* **Aim of the task**
Print the records below exactly as they appear.

** START **

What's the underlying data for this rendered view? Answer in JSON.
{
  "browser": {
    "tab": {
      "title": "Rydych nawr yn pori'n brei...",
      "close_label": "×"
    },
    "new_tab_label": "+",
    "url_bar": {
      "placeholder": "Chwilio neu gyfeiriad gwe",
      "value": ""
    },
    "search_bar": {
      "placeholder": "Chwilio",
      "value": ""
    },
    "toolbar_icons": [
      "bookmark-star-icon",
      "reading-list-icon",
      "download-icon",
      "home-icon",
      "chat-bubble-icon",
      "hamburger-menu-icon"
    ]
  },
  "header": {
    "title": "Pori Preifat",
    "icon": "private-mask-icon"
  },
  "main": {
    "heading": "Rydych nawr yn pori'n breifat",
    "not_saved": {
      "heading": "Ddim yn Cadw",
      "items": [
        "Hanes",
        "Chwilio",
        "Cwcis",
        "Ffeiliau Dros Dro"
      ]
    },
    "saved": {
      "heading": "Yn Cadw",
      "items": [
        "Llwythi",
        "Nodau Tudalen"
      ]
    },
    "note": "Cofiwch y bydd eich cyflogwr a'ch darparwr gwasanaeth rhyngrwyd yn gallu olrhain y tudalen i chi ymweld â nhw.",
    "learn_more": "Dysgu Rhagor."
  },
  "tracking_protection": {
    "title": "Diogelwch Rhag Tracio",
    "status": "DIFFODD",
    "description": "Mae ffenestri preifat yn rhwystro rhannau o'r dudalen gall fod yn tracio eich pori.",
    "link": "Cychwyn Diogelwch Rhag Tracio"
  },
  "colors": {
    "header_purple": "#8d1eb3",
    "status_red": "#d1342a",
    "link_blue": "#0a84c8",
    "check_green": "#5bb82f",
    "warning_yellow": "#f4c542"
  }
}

** END **

* **Exercise result**
What's the underlying data for this rendered view? Answer in JSON.
{
  "browser": {
    "tab": {
      "title": "Rydych nawr yn pori'n brei...",
      "close_label": "×"
    },
    "new_tab_label": "+",
    "url_bar": {
      "placeholder": "Chwilio neu gyfeiriad gwe",
      "value": ""
    },
    "search_bar": {
      "placeholder": "Chwilio",
      "value": ""
    },
    "toolbar_icons": [
      "bookmark-star-icon",
      "reading-list-icon",
      "download-icon",
      "home-icon",
      "chat-bubble-icon",
      "hamburger-menu-icon"
    ]
  },
  "header": {
    "title": "Pori Preifat",
    "icon": "private-mask-icon"
  },
  "main": {
    "heading": "Rydych nawr yn pori'n breifat",
    "not_saved": {
      "heading": "Ddim yn Cadw",
      "items": [
        "Hanes",
        "Chwilio",
        "Cwcis",
        "Ffeiliau Dros Dro"
      ]
    },
    "saved": {
      "heading": "Yn Cadw",
      "items": [
        "Llwythi",
        "Nodau Tudalen"
      ]
    },
    "note": "Cofiwch y bydd eich cyflogwr a'ch darparwr gwasanaeth rhyngrwyd yn gallu olrhain y tudalen i chi ymweld â nhw.",
    "learn_more": "Dysgu Rhagor."
  },
  "tracking_protection": {
    "title": "Diogelwch Rhag Tracio",
    "status": "DIFFODD",
    "description": "Mae ffenestri preifat yn rhwystro rhannau o'r dudalen gall fod yn tracio eich pori.",
    "link": "Cychwyn Diogelwch Rhag Tracio"
  },
  "colors": {
    "header_purple": "#8d1eb3",
    "status_red": "#d1342a",
    "link_blue": "#0a84c8",
    "check_green": "#5bb82f",
    "warning_yellow": "#f4c542"
  }
}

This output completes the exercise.